How many lines of these entries hold the string "solid"? Answer with the number alone.
[START Data records]
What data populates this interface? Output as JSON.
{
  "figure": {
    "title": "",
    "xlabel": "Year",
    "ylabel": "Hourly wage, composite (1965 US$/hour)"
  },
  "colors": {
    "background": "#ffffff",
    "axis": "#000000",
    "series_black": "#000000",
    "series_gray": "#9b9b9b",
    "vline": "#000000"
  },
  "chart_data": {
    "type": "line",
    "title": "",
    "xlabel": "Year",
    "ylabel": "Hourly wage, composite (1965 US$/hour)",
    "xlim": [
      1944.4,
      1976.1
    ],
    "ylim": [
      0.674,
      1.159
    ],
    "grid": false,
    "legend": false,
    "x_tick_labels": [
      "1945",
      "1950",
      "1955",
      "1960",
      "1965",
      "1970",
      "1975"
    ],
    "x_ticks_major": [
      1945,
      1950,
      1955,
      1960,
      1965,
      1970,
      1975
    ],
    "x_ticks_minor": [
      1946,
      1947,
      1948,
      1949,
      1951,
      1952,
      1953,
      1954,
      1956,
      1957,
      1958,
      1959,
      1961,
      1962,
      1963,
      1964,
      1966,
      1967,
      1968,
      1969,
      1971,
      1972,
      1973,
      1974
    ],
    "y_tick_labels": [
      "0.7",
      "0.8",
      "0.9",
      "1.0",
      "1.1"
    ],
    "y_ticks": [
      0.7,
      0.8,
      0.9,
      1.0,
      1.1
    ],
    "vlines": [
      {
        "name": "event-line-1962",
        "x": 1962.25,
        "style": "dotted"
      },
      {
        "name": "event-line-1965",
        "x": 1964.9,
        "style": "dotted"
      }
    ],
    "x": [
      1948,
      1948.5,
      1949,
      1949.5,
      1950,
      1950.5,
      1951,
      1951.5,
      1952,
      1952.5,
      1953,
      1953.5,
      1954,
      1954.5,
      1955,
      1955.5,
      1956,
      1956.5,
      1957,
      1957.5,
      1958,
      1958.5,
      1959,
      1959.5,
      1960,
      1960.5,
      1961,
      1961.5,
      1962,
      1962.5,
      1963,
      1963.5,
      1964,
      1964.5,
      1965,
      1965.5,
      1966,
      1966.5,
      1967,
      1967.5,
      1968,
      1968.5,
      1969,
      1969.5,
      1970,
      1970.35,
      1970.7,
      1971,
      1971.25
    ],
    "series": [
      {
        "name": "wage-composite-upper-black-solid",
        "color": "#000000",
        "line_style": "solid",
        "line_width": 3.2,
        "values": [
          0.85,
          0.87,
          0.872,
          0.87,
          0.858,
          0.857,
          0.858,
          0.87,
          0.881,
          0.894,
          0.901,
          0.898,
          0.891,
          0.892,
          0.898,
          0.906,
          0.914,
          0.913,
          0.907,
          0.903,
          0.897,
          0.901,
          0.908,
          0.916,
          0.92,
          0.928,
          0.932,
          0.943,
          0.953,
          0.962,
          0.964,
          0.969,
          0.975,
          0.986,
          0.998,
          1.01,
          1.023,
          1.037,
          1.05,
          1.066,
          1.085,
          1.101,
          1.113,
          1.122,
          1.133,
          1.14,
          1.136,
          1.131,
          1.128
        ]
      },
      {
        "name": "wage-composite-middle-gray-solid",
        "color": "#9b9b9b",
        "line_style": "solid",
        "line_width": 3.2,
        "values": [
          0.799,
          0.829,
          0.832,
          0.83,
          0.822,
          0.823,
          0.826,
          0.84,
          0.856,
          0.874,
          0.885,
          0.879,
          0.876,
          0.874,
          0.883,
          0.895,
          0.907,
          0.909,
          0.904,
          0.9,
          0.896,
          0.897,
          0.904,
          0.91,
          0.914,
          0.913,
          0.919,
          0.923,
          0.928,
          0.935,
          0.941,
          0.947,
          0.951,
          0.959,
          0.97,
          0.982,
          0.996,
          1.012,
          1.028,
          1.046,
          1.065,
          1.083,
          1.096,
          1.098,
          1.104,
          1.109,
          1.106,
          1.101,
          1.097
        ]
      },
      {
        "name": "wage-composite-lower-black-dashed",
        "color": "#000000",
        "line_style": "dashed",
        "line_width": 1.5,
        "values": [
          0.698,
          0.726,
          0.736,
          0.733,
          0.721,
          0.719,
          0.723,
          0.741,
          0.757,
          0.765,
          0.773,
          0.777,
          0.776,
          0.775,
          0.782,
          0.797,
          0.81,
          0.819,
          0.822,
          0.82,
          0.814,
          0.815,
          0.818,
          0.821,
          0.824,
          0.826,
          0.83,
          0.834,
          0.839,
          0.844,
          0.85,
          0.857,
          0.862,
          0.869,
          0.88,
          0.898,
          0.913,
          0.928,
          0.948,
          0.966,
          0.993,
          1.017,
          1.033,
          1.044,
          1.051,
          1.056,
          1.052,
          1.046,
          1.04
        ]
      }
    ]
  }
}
[END Data records]
Exercise solution: 4